— What you have to do —
Filter the records below down to lines containing "Συμβουλευτικής".
════════════════════
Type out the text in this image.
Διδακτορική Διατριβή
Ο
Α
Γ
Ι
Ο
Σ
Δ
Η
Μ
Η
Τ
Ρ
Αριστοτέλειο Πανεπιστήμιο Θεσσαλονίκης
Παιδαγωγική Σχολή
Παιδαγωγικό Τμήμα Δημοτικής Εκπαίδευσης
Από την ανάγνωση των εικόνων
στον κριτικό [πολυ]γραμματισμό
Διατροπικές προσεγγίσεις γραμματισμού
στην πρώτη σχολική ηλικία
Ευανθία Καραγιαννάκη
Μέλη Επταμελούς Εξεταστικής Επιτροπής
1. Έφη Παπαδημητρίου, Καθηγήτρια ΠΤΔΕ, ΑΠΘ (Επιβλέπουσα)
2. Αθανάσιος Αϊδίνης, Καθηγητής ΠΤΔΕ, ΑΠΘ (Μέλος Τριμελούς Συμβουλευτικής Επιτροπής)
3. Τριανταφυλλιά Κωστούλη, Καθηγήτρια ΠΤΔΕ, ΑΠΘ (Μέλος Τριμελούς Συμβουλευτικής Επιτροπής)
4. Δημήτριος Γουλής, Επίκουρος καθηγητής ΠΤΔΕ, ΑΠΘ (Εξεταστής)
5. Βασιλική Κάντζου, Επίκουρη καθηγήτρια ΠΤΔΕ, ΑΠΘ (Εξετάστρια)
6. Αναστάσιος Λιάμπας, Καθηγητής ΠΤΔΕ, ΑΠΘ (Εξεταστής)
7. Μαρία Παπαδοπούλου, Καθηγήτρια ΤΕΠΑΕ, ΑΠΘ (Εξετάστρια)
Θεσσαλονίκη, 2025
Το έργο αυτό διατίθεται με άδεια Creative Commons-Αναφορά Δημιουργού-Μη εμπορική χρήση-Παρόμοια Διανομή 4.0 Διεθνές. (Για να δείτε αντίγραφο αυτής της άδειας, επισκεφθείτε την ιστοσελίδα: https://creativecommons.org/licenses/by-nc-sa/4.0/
════════════════════
— Solution to this task —
2. Αθανάσιος Αϊδίνης, Καθηγητής ΠΤΔΕ, ΑΠΘ (Μέλος Τριμελούς Συμβουλευτικής Επιτροπής)
3. Τριανταφυλλιά Κωστούλη, Καθηγήτρια ΠΤΔΕ, ΑΠΘ (Μέλος Τριμελούς Συμβουλευτικής Επιτροπής)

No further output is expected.